** STATED EXERCISE **
Wherever a line holds the string "Image", copy that line.

** START OF MATERIAL FOR THIS TASK **

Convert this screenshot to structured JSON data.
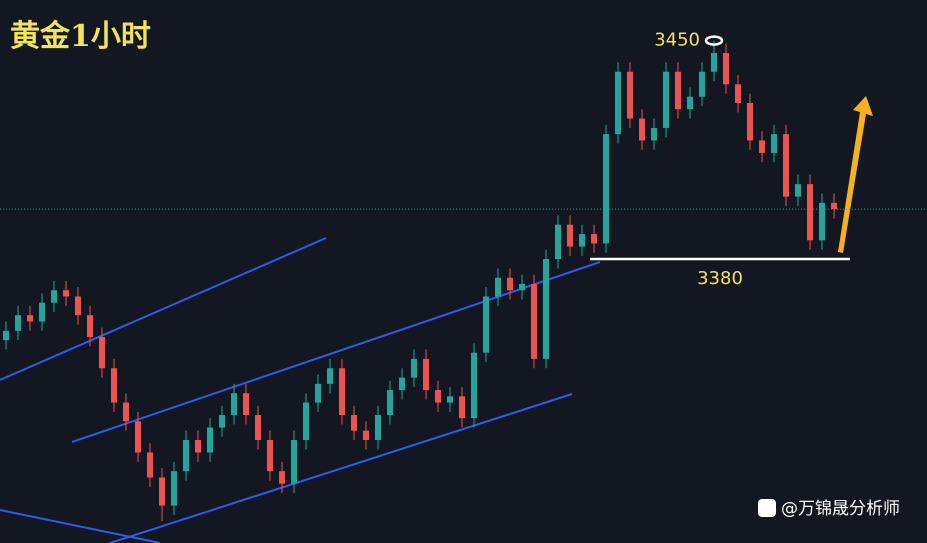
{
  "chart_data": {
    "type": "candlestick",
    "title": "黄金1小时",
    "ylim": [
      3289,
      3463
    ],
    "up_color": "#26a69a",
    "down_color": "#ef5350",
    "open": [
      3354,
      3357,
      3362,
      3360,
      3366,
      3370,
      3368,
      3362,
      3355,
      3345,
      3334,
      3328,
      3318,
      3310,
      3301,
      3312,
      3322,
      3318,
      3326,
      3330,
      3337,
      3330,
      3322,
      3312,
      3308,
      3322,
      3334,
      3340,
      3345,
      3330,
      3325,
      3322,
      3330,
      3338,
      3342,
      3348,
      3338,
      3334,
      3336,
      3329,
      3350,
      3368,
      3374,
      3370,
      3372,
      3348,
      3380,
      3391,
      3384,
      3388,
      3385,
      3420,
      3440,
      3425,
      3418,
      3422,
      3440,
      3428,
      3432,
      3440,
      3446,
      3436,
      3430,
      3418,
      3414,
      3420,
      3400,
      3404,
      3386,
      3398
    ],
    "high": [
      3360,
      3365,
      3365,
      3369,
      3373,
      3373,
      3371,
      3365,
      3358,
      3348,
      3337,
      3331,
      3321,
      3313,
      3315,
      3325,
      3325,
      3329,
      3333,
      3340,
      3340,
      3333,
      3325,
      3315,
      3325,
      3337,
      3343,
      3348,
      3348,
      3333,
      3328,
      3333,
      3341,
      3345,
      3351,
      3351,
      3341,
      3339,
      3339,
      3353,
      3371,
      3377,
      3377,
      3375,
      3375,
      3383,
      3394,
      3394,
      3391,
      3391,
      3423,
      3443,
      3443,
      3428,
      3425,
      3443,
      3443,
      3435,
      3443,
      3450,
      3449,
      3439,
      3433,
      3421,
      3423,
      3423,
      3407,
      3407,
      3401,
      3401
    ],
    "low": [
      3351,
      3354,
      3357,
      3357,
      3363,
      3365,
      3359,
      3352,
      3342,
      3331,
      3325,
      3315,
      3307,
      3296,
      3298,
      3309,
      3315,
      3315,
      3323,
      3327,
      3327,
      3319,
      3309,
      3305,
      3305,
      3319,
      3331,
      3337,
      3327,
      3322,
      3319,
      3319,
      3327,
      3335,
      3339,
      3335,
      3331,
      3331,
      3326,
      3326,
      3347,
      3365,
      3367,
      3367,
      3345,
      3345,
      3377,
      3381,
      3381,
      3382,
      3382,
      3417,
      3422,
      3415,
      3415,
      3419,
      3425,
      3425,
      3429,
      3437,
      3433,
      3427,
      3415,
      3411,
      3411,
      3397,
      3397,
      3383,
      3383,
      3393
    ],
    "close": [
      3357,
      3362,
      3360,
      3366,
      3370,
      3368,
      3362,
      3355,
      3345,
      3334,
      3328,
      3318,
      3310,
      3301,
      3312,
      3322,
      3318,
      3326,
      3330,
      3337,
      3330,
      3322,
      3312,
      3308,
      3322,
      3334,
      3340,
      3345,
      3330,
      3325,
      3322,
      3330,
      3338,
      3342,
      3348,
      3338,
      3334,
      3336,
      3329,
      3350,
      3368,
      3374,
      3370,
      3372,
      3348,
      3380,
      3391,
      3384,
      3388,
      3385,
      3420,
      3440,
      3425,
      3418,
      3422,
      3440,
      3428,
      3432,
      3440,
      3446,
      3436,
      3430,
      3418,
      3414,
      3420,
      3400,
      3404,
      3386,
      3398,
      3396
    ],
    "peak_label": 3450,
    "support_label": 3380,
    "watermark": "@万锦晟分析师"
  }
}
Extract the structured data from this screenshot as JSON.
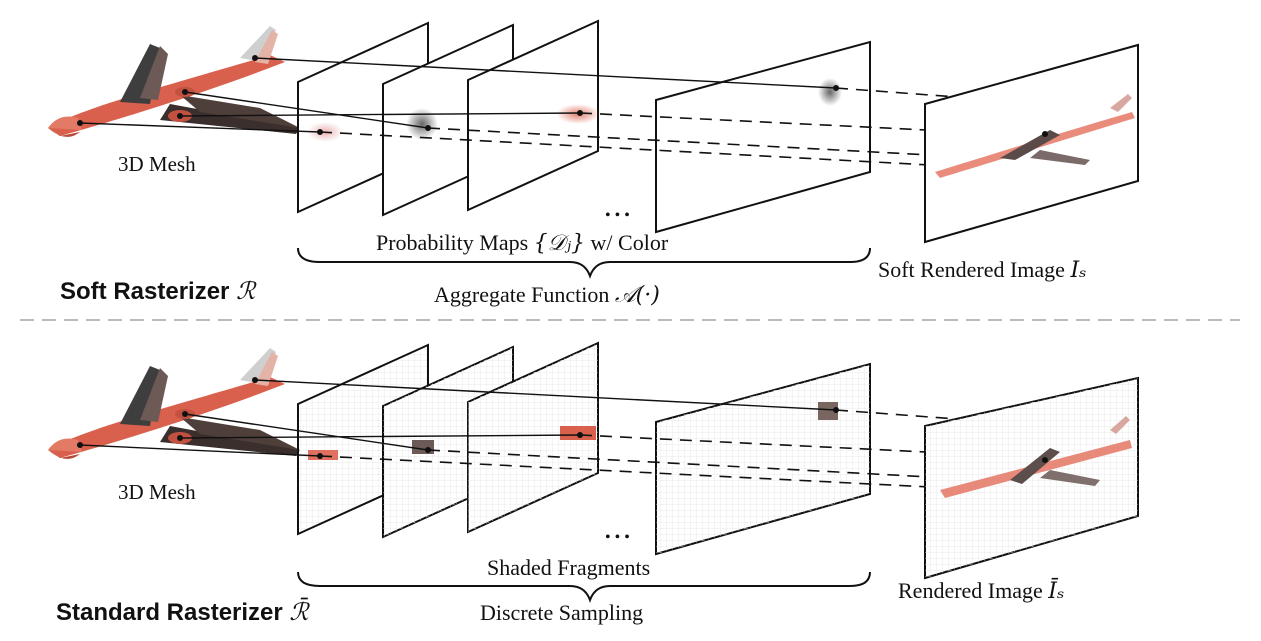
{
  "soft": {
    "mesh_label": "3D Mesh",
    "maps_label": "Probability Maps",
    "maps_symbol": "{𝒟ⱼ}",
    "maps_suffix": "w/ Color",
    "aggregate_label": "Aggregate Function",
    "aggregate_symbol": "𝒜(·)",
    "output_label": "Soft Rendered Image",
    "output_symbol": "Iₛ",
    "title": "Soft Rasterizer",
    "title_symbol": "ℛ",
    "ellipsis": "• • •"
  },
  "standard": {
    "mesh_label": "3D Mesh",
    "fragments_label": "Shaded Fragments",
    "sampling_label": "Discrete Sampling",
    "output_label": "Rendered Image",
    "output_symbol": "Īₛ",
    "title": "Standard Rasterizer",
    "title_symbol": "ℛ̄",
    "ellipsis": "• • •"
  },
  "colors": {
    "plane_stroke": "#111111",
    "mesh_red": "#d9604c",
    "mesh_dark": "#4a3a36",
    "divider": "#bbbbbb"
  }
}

** END OF MATERIAL FOR THIS TASK **

** THE SOLUTION **
    "output_label": "Soft Rendered Image",
    "output_label": "Rendered Image",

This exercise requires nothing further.